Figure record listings
++++++

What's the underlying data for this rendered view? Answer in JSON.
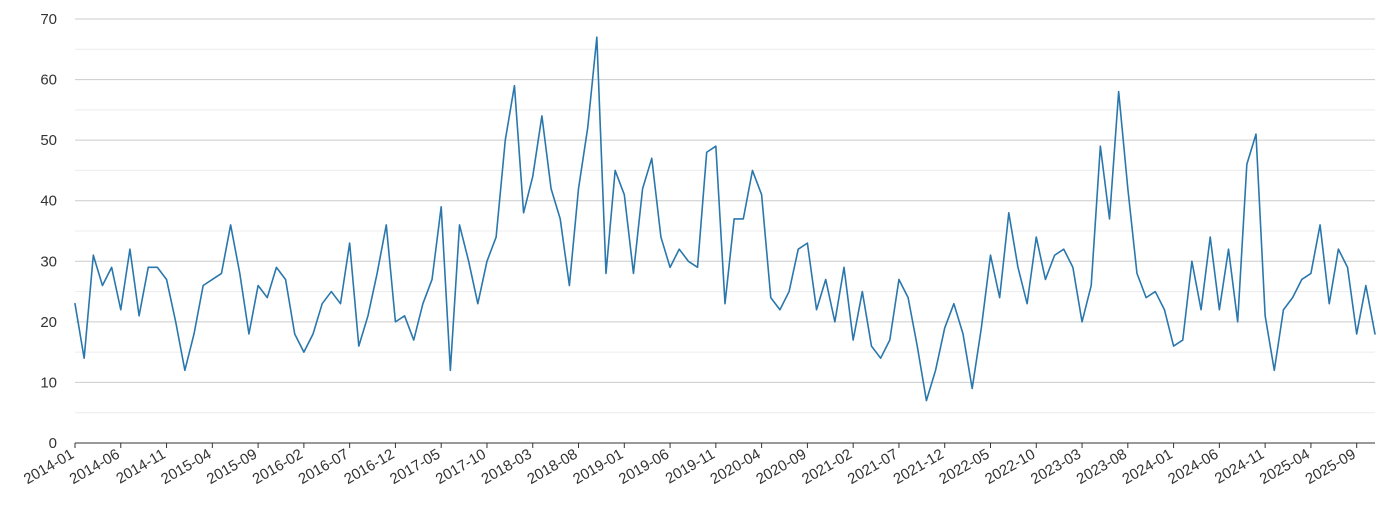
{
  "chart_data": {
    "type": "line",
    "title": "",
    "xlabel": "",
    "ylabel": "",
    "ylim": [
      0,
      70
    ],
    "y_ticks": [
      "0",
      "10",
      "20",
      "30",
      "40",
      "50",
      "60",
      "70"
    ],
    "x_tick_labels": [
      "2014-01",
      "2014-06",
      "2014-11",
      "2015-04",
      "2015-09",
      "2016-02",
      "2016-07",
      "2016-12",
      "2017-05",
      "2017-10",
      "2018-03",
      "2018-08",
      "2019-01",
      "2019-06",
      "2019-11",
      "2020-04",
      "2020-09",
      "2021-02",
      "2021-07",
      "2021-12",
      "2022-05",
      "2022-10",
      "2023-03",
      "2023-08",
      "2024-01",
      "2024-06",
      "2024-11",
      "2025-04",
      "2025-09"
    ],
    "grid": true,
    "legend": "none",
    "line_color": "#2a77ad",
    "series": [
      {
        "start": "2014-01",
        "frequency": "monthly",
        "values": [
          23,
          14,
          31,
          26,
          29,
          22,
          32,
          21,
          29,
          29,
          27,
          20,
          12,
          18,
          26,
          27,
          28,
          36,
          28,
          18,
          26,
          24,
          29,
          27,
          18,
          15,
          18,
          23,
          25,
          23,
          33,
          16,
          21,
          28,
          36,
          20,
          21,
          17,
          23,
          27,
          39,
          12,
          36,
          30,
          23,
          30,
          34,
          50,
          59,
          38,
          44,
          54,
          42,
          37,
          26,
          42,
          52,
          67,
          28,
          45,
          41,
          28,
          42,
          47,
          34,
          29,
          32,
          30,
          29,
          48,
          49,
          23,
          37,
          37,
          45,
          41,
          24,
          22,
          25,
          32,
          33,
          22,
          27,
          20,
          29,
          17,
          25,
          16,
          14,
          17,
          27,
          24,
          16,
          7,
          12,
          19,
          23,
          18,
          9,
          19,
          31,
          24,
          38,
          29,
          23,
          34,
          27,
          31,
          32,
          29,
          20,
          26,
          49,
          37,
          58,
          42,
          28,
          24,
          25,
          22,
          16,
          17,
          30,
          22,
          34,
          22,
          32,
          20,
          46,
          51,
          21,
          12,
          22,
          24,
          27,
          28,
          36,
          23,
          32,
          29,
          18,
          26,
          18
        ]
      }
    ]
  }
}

++++++

- Your instructions -
Leave out the pictures and give the listing above again exactly.

- Exercise answer -
What's the underlying data for this rendered view? Answer in JSON.
{
  "chart_data": {
    "type": "line",
    "title": "",
    "xlabel": "",
    "ylabel": "",
    "ylim": [
      0,
      70
    ],
    "y_ticks": [
      "0",
      "10",
      "20",
      "30",
      "40",
      "50",
      "60",
      "70"
    ],
    "x_tick_labels": [
      "2014-01",
      "2014-06",
      "2014-11",
      "2015-04",
      "2015-09",
      "2016-02",
      "2016-07",
      "2016-12",
      "2017-05",
      "2017-10",
      "2018-03",
      "2018-08",
      "2019-01",
      "2019-06",
      "2019-11",
      "2020-04",
      "2020-09",
      "2021-02",
      "2021-07",
      "2021-12",
      "2022-05",
      "2022-10",
      "2023-03",
      "2023-08",
      "2024-01",
      "2024-06",
      "2024-11",
      "2025-04",
      "2025-09"
    ],
    "grid": true,
    "legend": "none",
    "line_color": "#2a77ad",
    "series": [
      {
        "start": "2014-01",
        "frequency": "monthly",
        "values": [
          23,
          14,
          31,
          26,
          29,
          22,
          32,
          21,
          29,
          29,
          27,
          20,
          12,
          18,
          26,
          27,
          28,
          36,
          28,
          18,
          26,
          24,
          29,
          27,
          18,
          15,
          18,
          23,
          25,
          23,
          33,
          16,
          21,
          28,
          36,
          20,
          21,
          17,
          23,
          27,
          39,
          12,
          36,
          30,
          23,
          30,
          34,
          50,
          59,
          38,
          44,
          54,
          42,
          37,
          26,
          42,
          52,
          67,
          28,
          45,
          41,
          28,
          42,
          47,
          34,
          29,
          32,
          30,
          29,
          48,
          49,
          23,
          37,
          37,
          45,
          41,
          24,
          22,
          25,
          32,
          33,
          22,
          27,
          20,
          29,
          17,
          25,
          16,
          14,
          17,
          27,
          24,
          16,
          7,
          12,
          19,
          23,
          18,
          9,
          19,
          31,
          24,
          38,
          29,
          23,
          34,
          27,
          31,
          32,
          29,
          20,
          26,
          49,
          37,
          58,
          42,
          28,
          24,
          25,
          22,
          16,
          17,
          30,
          22,
          34,
          22,
          32,
          20,
          46,
          51,
          21,
          12,
          22,
          24,
          27,
          28,
          36,
          23,
          32,
          29,
          18,
          26,
          18
        ]
      }
    ]
  }
}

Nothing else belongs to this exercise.